● Exercise directions
For each line in the data below that holds "disagree", return a copy.

● Excerpted data

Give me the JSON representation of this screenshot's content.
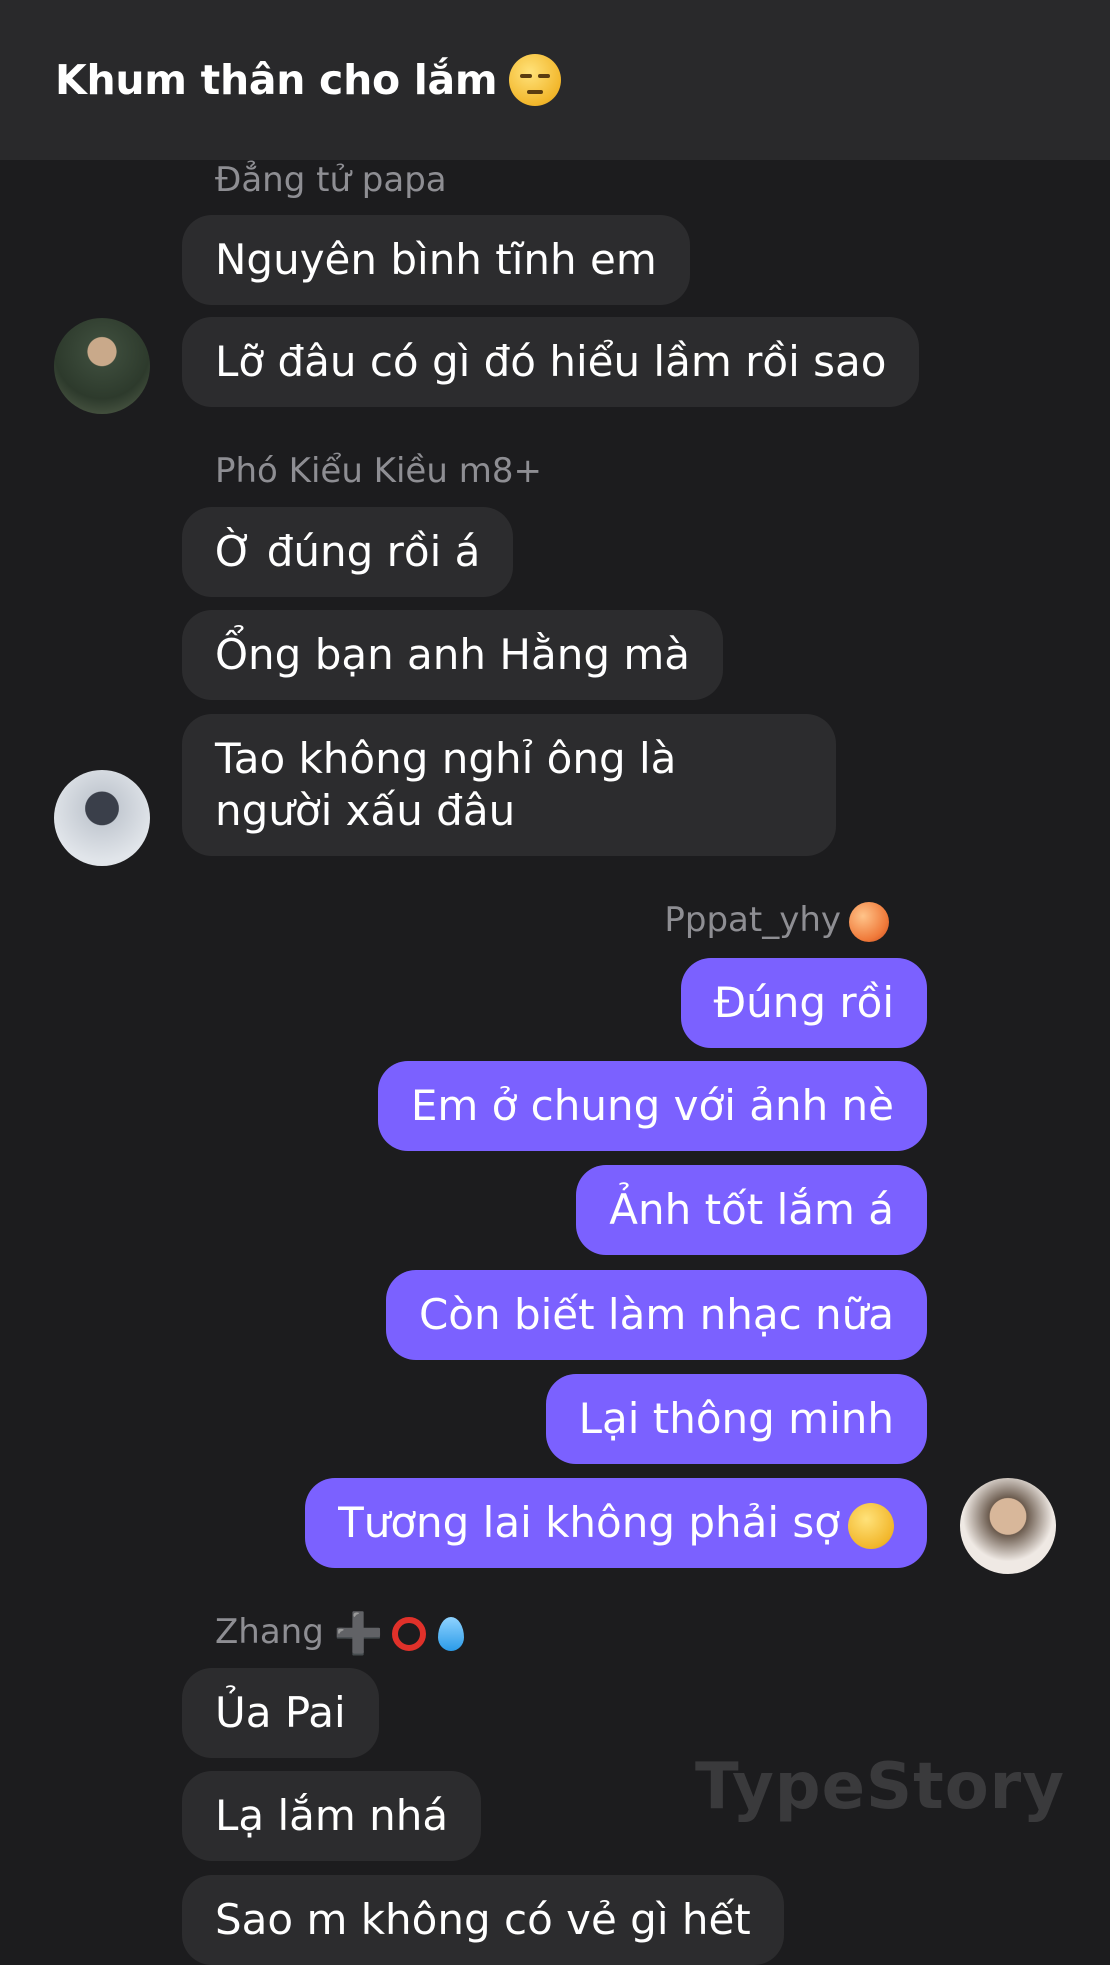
{
  "header": {
    "title": "Khum thân cho lắm",
    "title_emoji": "unamused-face-emoji"
  },
  "groups": [
    {
      "sender": "Đẳng tử papa",
      "avatar": "avatar-photo",
      "messages": [
        "Nguyên bình tĩnh em",
        "Lỡ đâu có gì đó hiểu lầm rồi sao"
      ]
    },
    {
      "sender": "Phó Kiểu Kiều m8+",
      "avatar": "avatar-photo",
      "messages": [
        "Ờ đúng rồi á",
        "Ổng bạn anh Hằng mà",
        "Tao không nghỉ ông là người xấu đâu"
      ]
    },
    {
      "sender": "Pppat_yhy",
      "sender_emoji": "peach-emoji",
      "avatar": "avatar-photo",
      "outgoing": true,
      "messages": [
        "Đúng rồi",
        "Em ở chung với ảnh nè",
        "Ảnh tốt lắm á",
        "Còn biết làm nhạc nữa",
        "Lại thông minh",
        "Tương lai không phải sợ"
      ],
      "last_message_emoji": "hugging-face-emoji"
    },
    {
      "sender": "Zhang",
      "sender_emojis": [
        "plus-icon",
        "red-circle-emoji",
        "droplet-emoji"
      ],
      "messages": [
        "Ủa Pai",
        "Lạ lắm nhá",
        "Sao m không có vẻ gì hết"
      ]
    }
  ],
  "watermark": "TypeStory",
  "colors": {
    "background": "#1c1c1e",
    "header": "#29292b",
    "incoming_bubble": "#2c2c2e",
    "outgoing_bubble": "#7b61ff",
    "sender_name": "#8e8e93"
  }
}
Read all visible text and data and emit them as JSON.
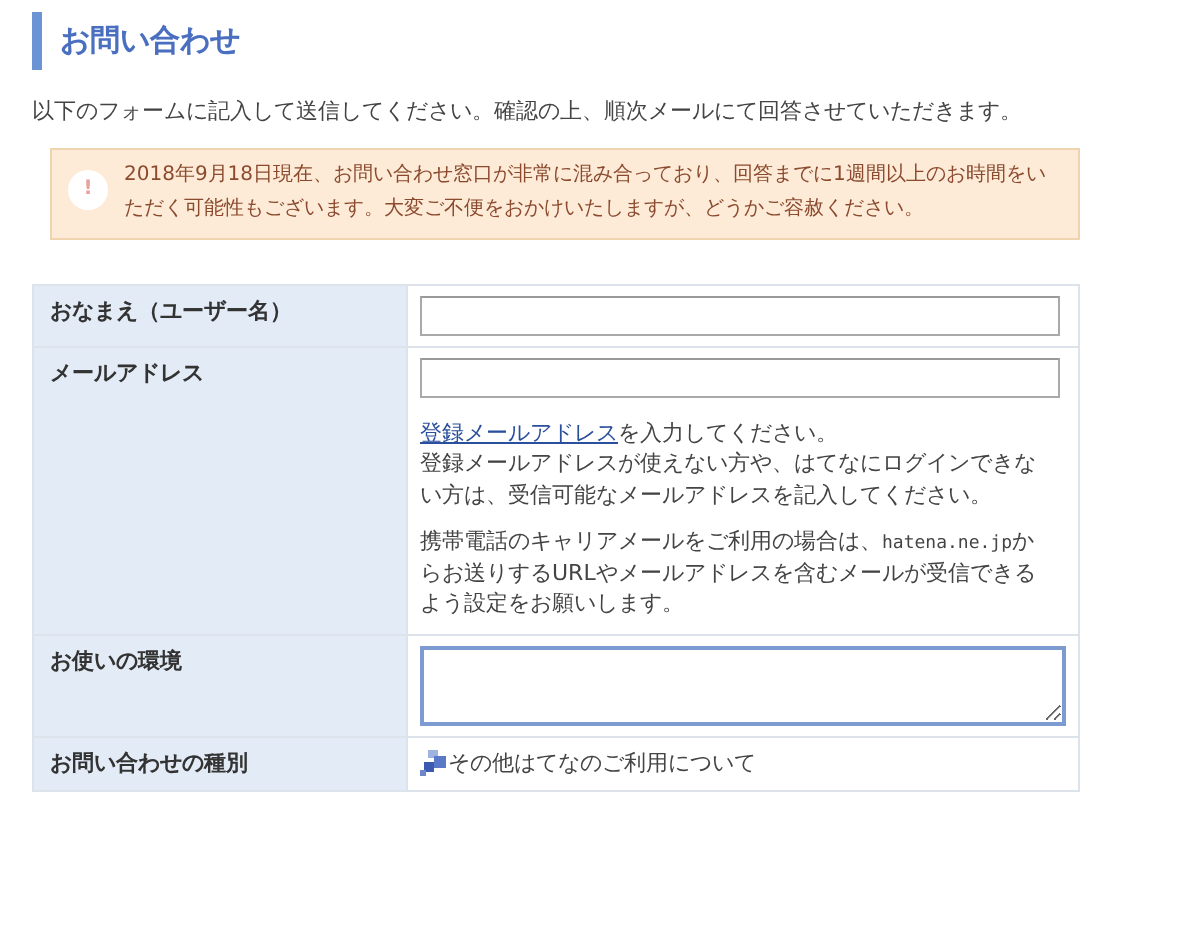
{
  "heading": "お問い合わせ",
  "intro": "以下のフォームに記入して送信してください。確認の上、順次メールにて回答させていただきます。",
  "notice": {
    "icon": "!",
    "text": "2018年9月18日現在、お問い合わせ窓口が非常に混み合っており、回答までに1週間以上のお時間をいただく可能性もございます。大変ご不便をおかけいたしますが、どうかご容赦ください。"
  },
  "form": [
    {
      "kind": "input",
      "label": "おなまえ（ユーザー名）"
    },
    {
      "kind": "input",
      "label": "メールアドレス",
      "help": {
        "link": "登録メールアドレス",
        "after_link": "を入力してください。",
        "paragraph": "登録メールアドレスが使えない方や、はてなにログインできない方は、受信可能なメールアドレスを記入してください。",
        "mobile_before": "携帯電話のキャリアメールをご利用の場合は、",
        "domain": "hatena.ne.jp",
        "mobile_after": "からお送りするURLやメールアドレスを含むメールが受信できるよう設定をお願いします。"
      }
    },
    {
      "kind": "textarea",
      "label": "お使いの環境",
      "focused": true
    },
    {
      "kind": "select",
      "label": "お問い合わせの種別",
      "value": "その他はてなのご利用について"
    }
  ]
}
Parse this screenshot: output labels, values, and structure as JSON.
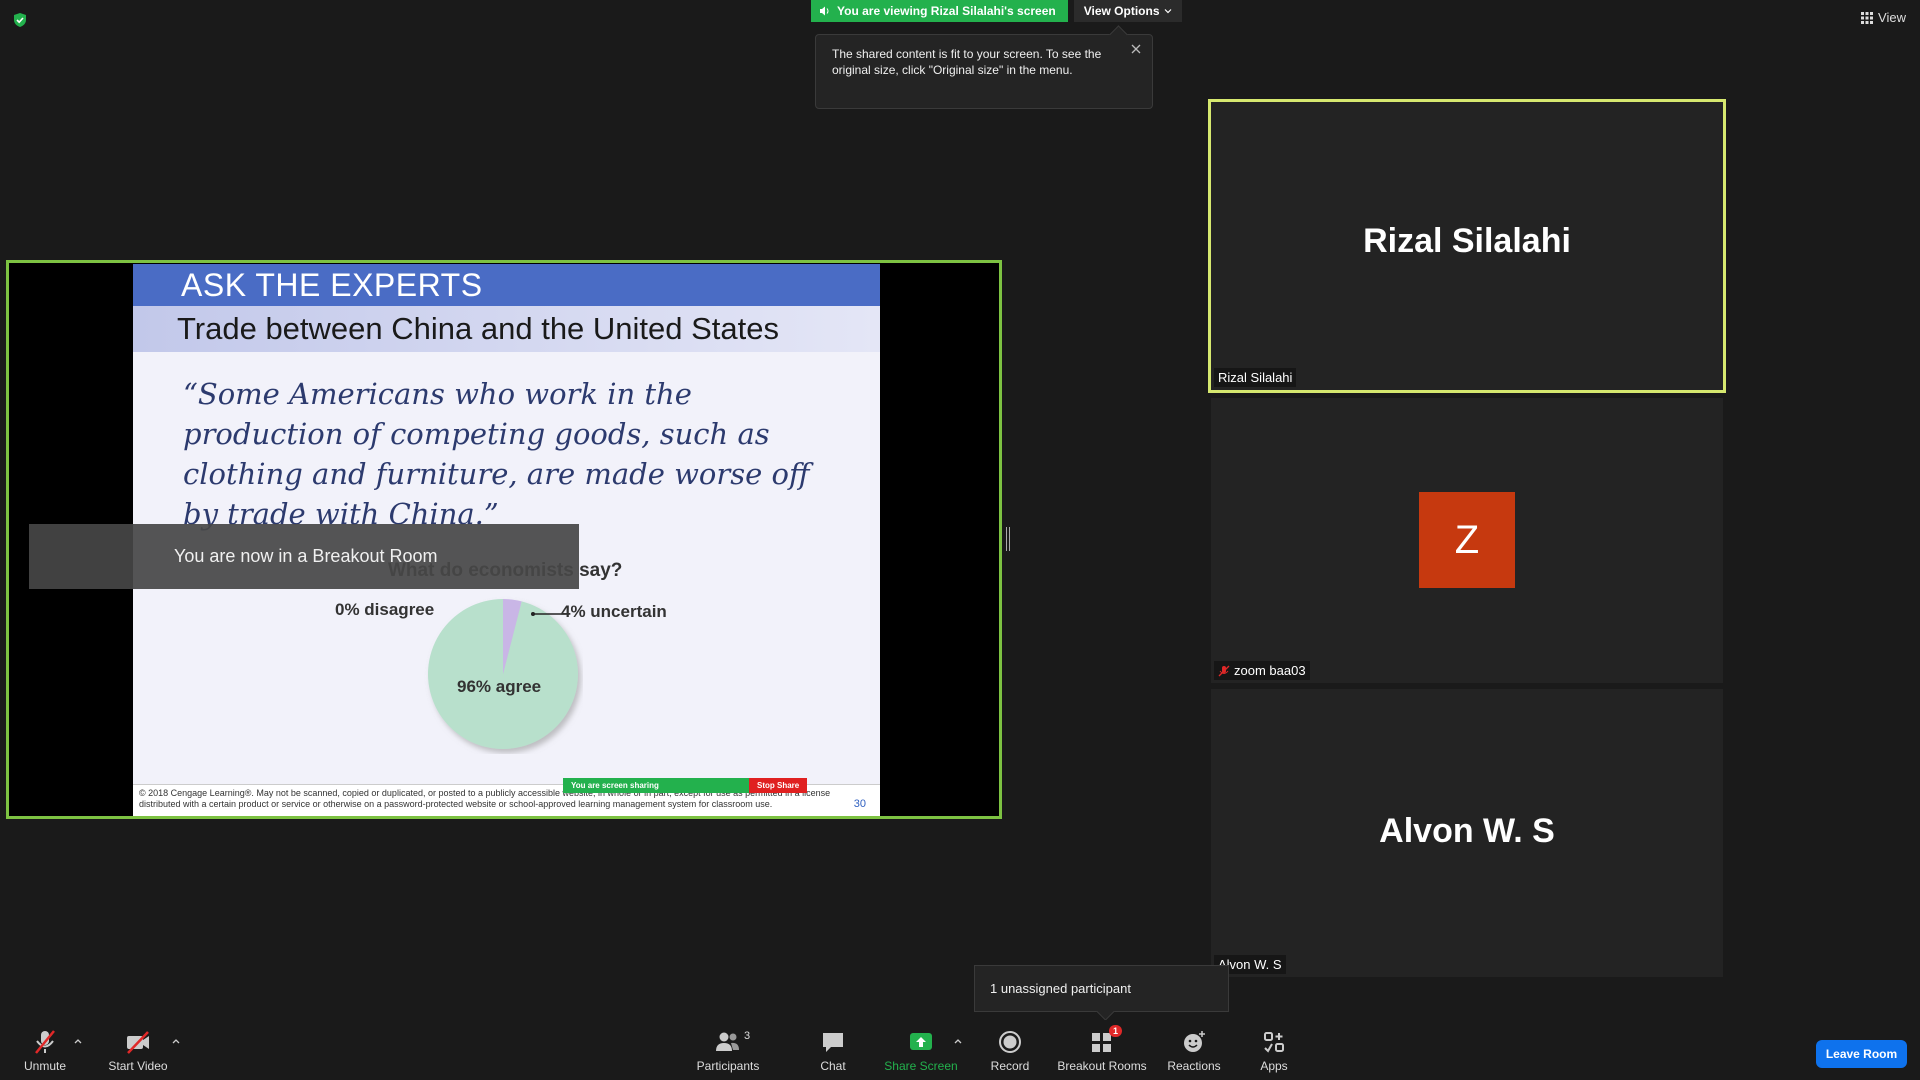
{
  "top": {
    "viewing_banner": "You are viewing Rizal Silalahi's screen",
    "view_options": "View Options",
    "view_label": "View",
    "fit_tooltip": "The shared content is fit to your screen. To see the original size, click \"Original size\" in the menu."
  },
  "slide": {
    "title": "ASK THE EXPERTS",
    "subtitle": "Trade between China and the United States",
    "quote": "“Some Americans who work in the production of competing goods, such as clothing and furniture, are made worse off by trade with China.”",
    "question": "What do economists say?",
    "label_disagree": "0% disagree",
    "label_uncertain": "4% uncertain",
    "label_agree": "96% agree",
    "copyright": "© 2018 Cengage Learning®. May not be scanned, copied or duplicated, or posted to a publicly accessible website, in whole or in part, except for use as permitted in a license distributed with a certain product or service or otherwise on a password-protected website or school-approved learning management system for classroom use.",
    "page_number": "30",
    "mini_sharing": "You are screen sharing",
    "mini_stop": "Stop Share",
    "pie_values": {
      "agree": 96,
      "uncertain": 4,
      "disagree": 0
    },
    "colors": {
      "agree": "#b8e0cc",
      "uncertain": "#c9b6e6"
    }
  },
  "breakout_toast": "You are now in a Breakout Room",
  "participants": [
    {
      "big_name": "Rizal Silalahi",
      "label": "Rizal Silalahi"
    },
    {
      "avatar_letter": "Z",
      "label": "zoom baa03"
    },
    {
      "big_name": "Alvon W. S",
      "label": "Alvon W. S"
    }
  ],
  "unassigned": "1 unassigned participant",
  "toolbar": {
    "unmute": "Unmute",
    "start_video": "Start Video",
    "participants": "Participants",
    "participants_count": "3",
    "chat": "Chat",
    "share_screen": "Share Screen",
    "record": "Record",
    "breakout_rooms": "Breakout Rooms",
    "breakout_badge": "1",
    "reactions": "Reactions",
    "apps": "Apps",
    "leave_room": "Leave Room"
  }
}
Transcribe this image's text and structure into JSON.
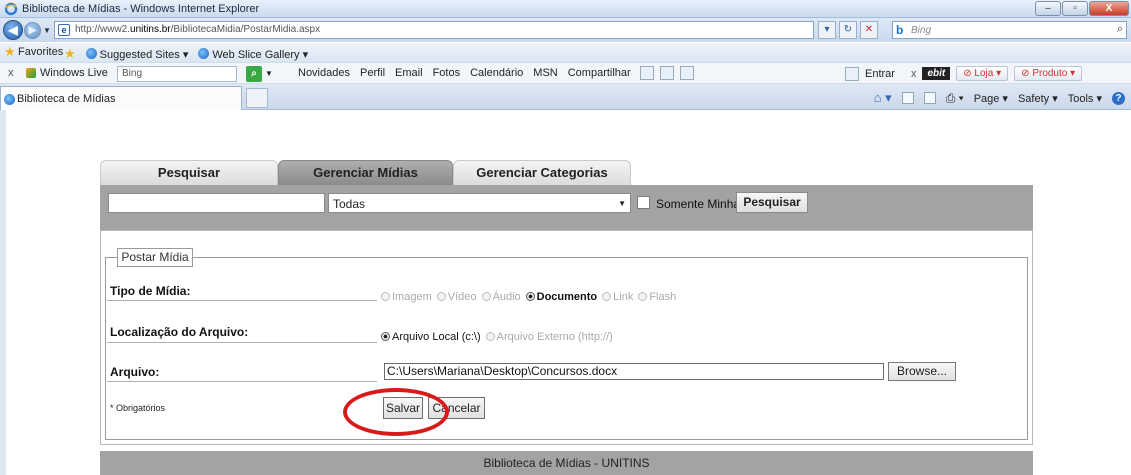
{
  "window": {
    "title": "Biblioteca de Mídias - Windows Internet Explorer",
    "buttons": {
      "minimize": "–",
      "maximize": "▫",
      "close": "X"
    }
  },
  "address_bar": {
    "url_prefix": "http://www2.",
    "url_bold": "unitins.br",
    "url_suffix": "/BibliotecaMidia/PostarMidia.aspx",
    "search_placeholder": "Bing"
  },
  "favorites_bar": {
    "label": "Favorites",
    "items": [
      "Suggested Sites ▾",
      "Web Slice Gallery ▾"
    ]
  },
  "live_toolbar": {
    "brand": "Windows Live",
    "search_value": "Bing",
    "links": [
      "Novidades",
      "Perfil",
      "Email",
      "Fotos",
      "Calendário",
      "MSN",
      "Compartilhar"
    ],
    "enter_label": "Entrar",
    "ebit_label": "ebit",
    "loja_label": "Loja",
    "produto_label": "Produto"
  },
  "browser_tab": {
    "label": "Biblioteca de Mídias"
  },
  "command_bar": {
    "page": "Page ▾",
    "safety": "Safety ▾",
    "tools": "Tools ▾"
  },
  "app_tabs": [
    {
      "label": "Pesquisar",
      "active": false
    },
    {
      "label": "Gerenciar Mídias",
      "active": true
    },
    {
      "label": "Gerenciar Categorias",
      "active": false
    }
  ],
  "search_bar": {
    "input_value": "",
    "select_value": "Todas",
    "checkbox_label": "Somente Minhas",
    "button_label": "Pesquisar"
  },
  "form": {
    "legend": "Postar Mídia",
    "tipo_label": "Tipo de Mídia:",
    "tipo_options": [
      {
        "label": "Imagem",
        "selected": false
      },
      {
        "label": "Vídeo",
        "selected": false
      },
      {
        "label": "Áudio",
        "selected": false
      },
      {
        "label": "Documento",
        "selected": true
      },
      {
        "label": "Link",
        "selected": false
      },
      {
        "label": "Flash",
        "selected": false
      }
    ],
    "local_label": "Localização do Arquivo:",
    "local_options": [
      {
        "label": "Arquivo Local (c:\\)",
        "selected": true
      },
      {
        "label": "Arquivo Externo (http://)",
        "selected": false
      }
    ],
    "arquivo_label": "Arquivo:",
    "arquivo_value": "C:\\Users\\Mariana\\Desktop\\Concursos.docx",
    "browse_label": "Browse...",
    "required_note": "* Obrigatórios",
    "save_label": "Salvar",
    "cancel_label": "Cancelar"
  },
  "footer": {
    "text": "Biblioteca de Mídias - UNITINS"
  },
  "colors": {
    "annotation_circle": "#d81a1a",
    "bar_gray": "#a3a3a3"
  }
}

● Answer to this exercise
    "label_disagree": "0% disagree",
      "disagree": 0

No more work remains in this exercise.